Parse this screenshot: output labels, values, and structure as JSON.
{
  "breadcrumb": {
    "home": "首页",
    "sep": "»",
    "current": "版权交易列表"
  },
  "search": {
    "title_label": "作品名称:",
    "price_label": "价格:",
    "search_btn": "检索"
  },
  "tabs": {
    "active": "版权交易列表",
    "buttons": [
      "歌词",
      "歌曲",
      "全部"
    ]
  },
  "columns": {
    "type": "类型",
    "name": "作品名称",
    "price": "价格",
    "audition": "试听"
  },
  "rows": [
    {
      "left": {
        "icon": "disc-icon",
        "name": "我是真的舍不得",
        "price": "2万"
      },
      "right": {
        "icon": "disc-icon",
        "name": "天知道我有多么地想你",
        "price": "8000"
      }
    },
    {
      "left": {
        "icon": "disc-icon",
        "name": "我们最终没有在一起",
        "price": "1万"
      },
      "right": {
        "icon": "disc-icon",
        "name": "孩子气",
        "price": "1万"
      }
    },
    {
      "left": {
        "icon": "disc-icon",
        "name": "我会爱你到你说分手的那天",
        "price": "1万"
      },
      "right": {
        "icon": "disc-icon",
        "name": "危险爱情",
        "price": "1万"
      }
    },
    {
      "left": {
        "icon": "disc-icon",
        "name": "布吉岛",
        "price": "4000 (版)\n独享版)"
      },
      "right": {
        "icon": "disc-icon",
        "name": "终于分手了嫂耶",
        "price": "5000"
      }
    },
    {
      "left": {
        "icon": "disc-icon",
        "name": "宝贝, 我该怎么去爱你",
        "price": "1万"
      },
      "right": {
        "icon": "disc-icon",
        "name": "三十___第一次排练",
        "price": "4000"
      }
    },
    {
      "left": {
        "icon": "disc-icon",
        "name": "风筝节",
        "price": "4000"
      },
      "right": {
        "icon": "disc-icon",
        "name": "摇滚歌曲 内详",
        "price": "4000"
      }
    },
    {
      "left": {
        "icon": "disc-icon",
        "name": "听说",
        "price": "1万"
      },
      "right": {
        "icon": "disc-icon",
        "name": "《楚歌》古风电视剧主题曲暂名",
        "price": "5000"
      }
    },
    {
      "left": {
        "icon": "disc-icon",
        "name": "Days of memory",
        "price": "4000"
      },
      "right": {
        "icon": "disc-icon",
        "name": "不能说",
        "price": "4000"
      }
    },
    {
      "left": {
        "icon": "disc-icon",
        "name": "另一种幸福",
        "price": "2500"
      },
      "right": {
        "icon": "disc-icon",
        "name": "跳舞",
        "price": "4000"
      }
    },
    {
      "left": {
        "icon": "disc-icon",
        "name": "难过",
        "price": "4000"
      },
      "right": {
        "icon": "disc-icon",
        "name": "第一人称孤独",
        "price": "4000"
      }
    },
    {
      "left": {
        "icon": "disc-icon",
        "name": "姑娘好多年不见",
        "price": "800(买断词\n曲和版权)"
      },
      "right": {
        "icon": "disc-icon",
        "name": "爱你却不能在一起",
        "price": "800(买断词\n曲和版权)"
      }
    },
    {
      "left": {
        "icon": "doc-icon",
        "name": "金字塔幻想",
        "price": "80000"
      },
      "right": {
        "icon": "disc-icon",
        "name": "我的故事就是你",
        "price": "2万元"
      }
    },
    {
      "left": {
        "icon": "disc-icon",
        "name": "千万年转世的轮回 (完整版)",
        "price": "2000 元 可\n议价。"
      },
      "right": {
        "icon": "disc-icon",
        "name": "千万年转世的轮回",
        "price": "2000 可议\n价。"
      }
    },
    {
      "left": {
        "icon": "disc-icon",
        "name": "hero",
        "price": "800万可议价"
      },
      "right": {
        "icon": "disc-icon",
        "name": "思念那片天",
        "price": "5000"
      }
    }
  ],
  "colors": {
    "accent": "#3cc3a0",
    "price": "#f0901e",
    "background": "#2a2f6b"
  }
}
- - -
- [GOAL]: Copy out every entry again, exactly as it was given.

- [FULL RESPONSE]:
Parse this screenshot: output labels, values, and structure as JSON.
{
  "breadcrumb": {
    "home": "首页",
    "sep": "»",
    "current": "版权交易列表"
  },
  "search": {
    "title_label": "作品名称:",
    "price_label": "价格:",
    "search_btn": "检索"
  },
  "tabs": {
    "active": "版权交易列表",
    "buttons": [
      "歌词",
      "歌曲",
      "全部"
    ]
  },
  "columns": {
    "type": "类型",
    "name": "作品名称",
    "price": "价格",
    "audition": "试听"
  },
  "rows": [
    {
      "left": {
        "icon": "disc-icon",
        "name": "我是真的舍不得",
        "price": "2万"
      },
      "right": {
        "icon": "disc-icon",
        "name": "天知道我有多么地想你",
        "price": "8000"
      }
    },
    {
      "left": {
        "icon": "disc-icon",
        "name": "我们最终没有在一起",
        "price": "1万"
      },
      "right": {
        "icon": "disc-icon",
        "name": "孩子气",
        "price": "1万"
      }
    },
    {
      "left": {
        "icon": "disc-icon",
        "name": "我会爱你到你说分手的那天",
        "price": "1万"
      },
      "right": {
        "icon": "disc-icon",
        "name": "危险爱情",
        "price": "1万"
      }
    },
    {
      "left": {
        "icon": "disc-icon",
        "name": "布吉岛",
        "price": "4000 (版)\n独享版)"
      },
      "right": {
        "icon": "disc-icon",
        "name": "终于分手了嫂耶",
        "price": "5000"
      }
    },
    {
      "left": {
        "icon": "disc-icon",
        "name": "宝贝, 我该怎么去爱你",
        "price": "1万"
      },
      "right": {
        "icon": "disc-icon",
        "name": "三十___第一次排练",
        "price": "4000"
      }
    },
    {
      "left": {
        "icon": "disc-icon",
        "name": "风筝节",
        "price": "4000"
      },
      "right": {
        "icon": "disc-icon",
        "name": "摇滚歌曲 内详",
        "price": "4000"
      }
    },
    {
      "left": {
        "icon": "disc-icon",
        "name": "听说",
        "price": "1万"
      },
      "right": {
        "icon": "disc-icon",
        "name": "《楚歌》古风电视剧主题曲暂名",
        "price": "5000"
      }
    },
    {
      "left": {
        "icon": "disc-icon",
        "name": "Days of memory",
        "price": "4000"
      },
      "right": {
        "icon": "disc-icon",
        "name": "不能说",
        "price": "4000"
      }
    },
    {
      "left": {
        "icon": "disc-icon",
        "name": "另一种幸福",
        "price": "2500"
      },
      "right": {
        "icon": "disc-icon",
        "name": "跳舞",
        "price": "4000"
      }
    },
    {
      "left": {
        "icon": "disc-icon",
        "name": "难过",
        "price": "4000"
      },
      "right": {
        "icon": "disc-icon",
        "name": "第一人称孤独",
        "price": "4000"
      }
    },
    {
      "left": {
        "icon": "disc-icon",
        "name": "姑娘好多年不见",
        "price": "800(买断词\n曲和版权)"
      },
      "right": {
        "icon": "disc-icon",
        "name": "爱你却不能在一起",
        "price": "800(买断词\n曲和版权)"
      }
    },
    {
      "left": {
        "icon": "doc-icon",
        "name": "金字塔幻想",
        "price": "80000"
      },
      "right": {
        "icon": "disc-icon",
        "name": "我的故事就是你",
        "price": "2万元"
      }
    },
    {
      "left": {
        "icon": "disc-icon",
        "name": "千万年转世的轮回 (完整版)",
        "price": "2000 元 可\n议价。"
      },
      "right": {
        "icon": "disc-icon",
        "name": "千万年转世的轮回",
        "price": "2000 可议\n价。"
      }
    },
    {
      "left": {
        "icon": "disc-icon",
        "name": "hero",
        "price": "800万可议价"
      },
      "right": {
        "icon": "disc-icon",
        "name": "思念那片天",
        "price": "5000"
      }
    }
  ],
  "colors": {
    "accent": "#3cc3a0",
    "price": "#f0901e",
    "background": "#2a2f6b"
  }
}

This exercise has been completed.